**Items:**
** BEGIN **
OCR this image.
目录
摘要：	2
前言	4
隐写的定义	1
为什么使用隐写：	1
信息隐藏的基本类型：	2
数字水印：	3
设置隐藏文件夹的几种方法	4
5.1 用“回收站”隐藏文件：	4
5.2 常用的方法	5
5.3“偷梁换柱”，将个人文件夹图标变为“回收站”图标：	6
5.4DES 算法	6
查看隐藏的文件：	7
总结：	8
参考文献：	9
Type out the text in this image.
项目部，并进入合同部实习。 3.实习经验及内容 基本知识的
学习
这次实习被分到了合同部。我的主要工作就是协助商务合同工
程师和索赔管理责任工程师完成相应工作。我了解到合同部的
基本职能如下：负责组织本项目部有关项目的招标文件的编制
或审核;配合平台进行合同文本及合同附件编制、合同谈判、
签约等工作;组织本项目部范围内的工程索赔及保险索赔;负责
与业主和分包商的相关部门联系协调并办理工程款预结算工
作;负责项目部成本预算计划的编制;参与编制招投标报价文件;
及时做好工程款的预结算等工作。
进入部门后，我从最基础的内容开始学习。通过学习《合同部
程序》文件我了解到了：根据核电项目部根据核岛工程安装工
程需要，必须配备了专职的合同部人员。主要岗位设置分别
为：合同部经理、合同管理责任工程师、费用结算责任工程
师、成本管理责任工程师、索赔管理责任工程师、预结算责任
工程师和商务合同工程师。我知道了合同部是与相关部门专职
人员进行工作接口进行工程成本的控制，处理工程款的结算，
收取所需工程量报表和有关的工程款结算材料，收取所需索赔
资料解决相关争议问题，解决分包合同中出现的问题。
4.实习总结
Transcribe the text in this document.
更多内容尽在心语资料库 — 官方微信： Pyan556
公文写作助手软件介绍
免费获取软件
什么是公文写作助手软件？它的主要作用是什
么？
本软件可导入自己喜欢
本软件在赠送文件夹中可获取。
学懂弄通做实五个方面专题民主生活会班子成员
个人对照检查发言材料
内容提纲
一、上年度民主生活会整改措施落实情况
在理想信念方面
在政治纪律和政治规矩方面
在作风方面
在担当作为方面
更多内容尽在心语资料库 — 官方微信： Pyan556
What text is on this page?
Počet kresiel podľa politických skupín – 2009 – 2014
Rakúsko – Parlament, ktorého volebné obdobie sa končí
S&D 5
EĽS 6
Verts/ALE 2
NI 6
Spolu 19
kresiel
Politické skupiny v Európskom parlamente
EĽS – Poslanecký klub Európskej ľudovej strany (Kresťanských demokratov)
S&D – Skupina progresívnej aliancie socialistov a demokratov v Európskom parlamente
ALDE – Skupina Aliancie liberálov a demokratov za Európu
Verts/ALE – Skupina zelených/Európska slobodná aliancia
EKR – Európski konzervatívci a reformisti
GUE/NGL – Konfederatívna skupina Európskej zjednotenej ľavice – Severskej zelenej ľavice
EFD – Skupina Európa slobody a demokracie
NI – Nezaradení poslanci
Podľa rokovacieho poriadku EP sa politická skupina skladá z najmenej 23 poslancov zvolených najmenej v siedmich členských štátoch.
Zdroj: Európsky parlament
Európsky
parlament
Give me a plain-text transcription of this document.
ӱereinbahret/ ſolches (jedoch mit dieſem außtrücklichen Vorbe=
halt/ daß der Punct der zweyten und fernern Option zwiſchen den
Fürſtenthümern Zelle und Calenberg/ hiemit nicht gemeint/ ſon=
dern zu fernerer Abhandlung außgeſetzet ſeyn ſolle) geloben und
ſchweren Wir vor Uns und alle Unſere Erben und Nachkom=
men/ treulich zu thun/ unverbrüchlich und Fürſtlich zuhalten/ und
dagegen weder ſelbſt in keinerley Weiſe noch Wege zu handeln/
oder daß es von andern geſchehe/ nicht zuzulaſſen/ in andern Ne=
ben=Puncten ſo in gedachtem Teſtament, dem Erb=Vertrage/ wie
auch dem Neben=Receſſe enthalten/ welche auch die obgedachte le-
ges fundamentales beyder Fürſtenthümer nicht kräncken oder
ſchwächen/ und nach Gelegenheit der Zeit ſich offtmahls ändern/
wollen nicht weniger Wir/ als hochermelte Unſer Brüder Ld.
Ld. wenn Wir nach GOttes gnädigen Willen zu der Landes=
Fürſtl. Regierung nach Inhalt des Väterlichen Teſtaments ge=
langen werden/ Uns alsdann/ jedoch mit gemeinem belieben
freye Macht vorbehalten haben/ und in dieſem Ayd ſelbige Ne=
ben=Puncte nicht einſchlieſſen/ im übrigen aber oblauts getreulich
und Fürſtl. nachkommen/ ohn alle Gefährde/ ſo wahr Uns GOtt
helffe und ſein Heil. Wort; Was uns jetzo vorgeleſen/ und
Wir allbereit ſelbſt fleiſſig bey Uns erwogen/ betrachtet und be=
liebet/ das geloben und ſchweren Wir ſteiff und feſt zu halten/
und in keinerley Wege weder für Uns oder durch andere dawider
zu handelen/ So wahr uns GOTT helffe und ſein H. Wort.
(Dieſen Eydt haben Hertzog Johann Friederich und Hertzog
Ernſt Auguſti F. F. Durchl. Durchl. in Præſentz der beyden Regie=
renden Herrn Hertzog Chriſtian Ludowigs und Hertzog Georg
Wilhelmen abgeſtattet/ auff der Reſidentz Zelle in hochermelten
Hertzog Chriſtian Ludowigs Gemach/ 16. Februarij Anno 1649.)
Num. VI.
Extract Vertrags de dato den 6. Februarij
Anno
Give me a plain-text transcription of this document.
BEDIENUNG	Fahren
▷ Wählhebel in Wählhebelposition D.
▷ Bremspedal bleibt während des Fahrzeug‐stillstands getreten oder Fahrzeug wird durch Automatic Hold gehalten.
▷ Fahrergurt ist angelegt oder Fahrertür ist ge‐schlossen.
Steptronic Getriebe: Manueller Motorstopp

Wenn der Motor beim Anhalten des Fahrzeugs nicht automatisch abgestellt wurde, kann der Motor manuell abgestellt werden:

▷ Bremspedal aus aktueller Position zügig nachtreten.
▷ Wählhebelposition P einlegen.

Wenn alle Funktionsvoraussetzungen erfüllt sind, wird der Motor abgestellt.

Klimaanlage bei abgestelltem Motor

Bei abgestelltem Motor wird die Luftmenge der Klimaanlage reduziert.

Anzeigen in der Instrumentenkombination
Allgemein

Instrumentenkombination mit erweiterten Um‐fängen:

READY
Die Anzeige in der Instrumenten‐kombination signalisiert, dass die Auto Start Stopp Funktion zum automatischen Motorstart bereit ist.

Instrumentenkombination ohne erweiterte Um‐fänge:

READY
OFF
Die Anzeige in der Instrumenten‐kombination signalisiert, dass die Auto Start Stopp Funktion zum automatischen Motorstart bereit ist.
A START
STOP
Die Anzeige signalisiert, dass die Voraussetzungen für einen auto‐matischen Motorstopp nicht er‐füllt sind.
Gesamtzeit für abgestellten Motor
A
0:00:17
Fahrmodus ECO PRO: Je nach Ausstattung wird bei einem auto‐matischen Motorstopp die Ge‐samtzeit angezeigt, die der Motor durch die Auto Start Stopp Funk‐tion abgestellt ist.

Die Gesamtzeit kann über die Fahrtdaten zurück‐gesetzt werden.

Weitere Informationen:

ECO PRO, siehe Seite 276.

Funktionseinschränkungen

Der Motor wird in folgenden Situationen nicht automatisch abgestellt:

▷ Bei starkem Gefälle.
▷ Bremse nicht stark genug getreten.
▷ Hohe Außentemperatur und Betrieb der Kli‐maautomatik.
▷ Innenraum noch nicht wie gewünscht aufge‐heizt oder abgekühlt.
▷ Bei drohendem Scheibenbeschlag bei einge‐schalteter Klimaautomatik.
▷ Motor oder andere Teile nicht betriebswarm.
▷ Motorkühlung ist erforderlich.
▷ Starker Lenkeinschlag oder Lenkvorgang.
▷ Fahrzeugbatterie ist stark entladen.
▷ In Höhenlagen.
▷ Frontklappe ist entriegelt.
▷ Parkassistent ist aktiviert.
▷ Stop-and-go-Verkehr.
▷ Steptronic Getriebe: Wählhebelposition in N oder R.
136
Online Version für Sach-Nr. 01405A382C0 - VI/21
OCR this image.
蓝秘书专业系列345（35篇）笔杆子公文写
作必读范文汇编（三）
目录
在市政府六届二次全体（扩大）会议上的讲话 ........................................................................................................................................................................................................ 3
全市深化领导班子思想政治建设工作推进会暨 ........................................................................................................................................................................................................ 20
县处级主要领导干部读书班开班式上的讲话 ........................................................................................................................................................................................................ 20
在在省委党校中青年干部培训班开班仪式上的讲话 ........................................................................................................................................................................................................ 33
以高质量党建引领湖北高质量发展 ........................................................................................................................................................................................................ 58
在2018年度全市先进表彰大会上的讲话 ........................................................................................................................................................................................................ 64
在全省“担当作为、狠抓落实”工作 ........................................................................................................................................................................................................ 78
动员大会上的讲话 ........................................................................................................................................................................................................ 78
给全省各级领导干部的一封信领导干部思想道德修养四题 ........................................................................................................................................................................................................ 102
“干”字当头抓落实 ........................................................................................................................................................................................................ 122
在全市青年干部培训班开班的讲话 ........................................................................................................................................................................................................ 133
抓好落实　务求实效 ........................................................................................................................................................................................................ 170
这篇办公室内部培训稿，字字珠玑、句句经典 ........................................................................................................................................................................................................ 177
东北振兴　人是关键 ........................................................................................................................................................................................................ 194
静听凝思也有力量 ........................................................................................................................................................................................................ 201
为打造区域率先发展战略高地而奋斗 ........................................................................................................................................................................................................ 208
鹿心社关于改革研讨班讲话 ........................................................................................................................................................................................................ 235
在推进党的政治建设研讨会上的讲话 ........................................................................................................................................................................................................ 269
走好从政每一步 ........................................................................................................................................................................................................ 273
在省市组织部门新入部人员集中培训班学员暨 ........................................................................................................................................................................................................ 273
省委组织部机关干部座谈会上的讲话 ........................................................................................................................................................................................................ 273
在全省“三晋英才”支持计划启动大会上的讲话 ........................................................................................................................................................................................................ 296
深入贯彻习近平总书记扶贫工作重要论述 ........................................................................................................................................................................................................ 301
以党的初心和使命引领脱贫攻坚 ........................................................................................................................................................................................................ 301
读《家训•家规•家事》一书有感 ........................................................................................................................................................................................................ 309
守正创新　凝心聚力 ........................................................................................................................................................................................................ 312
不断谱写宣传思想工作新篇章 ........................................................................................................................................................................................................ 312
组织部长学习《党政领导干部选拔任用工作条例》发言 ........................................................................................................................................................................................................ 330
** END **
**Requirement:**
Pick out all lines containing the string "Steptronic".

**Output of the exercise:**
Steptronic Getriebe: Manueller Motorstopp
▷ Steptronic Getriebe: Wählhebelposition in N oder R.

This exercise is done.